Dataset items:
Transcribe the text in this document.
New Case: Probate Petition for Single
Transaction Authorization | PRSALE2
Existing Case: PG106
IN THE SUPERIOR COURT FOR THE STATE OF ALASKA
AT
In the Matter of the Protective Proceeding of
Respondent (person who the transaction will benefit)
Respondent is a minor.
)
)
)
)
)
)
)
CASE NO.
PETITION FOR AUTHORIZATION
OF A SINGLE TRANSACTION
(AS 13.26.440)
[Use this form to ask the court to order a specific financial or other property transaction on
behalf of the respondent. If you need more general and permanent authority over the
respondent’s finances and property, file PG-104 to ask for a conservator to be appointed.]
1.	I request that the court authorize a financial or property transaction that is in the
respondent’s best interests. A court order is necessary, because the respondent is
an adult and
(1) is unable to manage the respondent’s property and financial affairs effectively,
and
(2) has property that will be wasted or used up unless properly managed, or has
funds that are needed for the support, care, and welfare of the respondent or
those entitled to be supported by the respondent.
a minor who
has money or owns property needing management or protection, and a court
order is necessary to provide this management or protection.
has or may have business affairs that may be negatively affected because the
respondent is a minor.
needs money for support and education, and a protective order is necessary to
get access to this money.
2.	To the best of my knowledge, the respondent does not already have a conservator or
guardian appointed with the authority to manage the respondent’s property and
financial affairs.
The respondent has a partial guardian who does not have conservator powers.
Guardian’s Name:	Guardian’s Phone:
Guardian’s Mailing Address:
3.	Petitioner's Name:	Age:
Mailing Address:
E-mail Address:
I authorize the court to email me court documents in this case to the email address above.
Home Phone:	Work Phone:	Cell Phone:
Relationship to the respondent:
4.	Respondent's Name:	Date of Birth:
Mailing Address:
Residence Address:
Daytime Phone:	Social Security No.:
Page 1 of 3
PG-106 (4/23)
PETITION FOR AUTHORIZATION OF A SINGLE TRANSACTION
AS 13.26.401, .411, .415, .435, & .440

* * *

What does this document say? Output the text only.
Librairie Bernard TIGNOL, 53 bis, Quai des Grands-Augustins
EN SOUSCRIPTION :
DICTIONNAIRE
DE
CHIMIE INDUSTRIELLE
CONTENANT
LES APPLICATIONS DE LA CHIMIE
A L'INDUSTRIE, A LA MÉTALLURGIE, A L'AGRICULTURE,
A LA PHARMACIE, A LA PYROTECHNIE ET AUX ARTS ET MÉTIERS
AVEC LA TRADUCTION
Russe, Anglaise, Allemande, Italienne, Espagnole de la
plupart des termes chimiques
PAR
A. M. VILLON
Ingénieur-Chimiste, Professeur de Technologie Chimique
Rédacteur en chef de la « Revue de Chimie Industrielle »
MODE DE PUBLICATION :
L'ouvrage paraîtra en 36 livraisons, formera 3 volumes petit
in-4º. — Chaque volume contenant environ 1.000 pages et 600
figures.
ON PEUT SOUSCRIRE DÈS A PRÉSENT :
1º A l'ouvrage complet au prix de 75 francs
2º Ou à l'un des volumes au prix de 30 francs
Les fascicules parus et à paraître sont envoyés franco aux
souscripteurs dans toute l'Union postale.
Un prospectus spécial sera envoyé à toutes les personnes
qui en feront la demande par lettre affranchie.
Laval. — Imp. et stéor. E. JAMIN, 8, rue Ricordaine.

Description of the task: Read the data above and pull out each line that holds the string "protection".

Answer to this problem:
has money or owns property needing management or protection, and a court
order is necessary to provide this management or protection.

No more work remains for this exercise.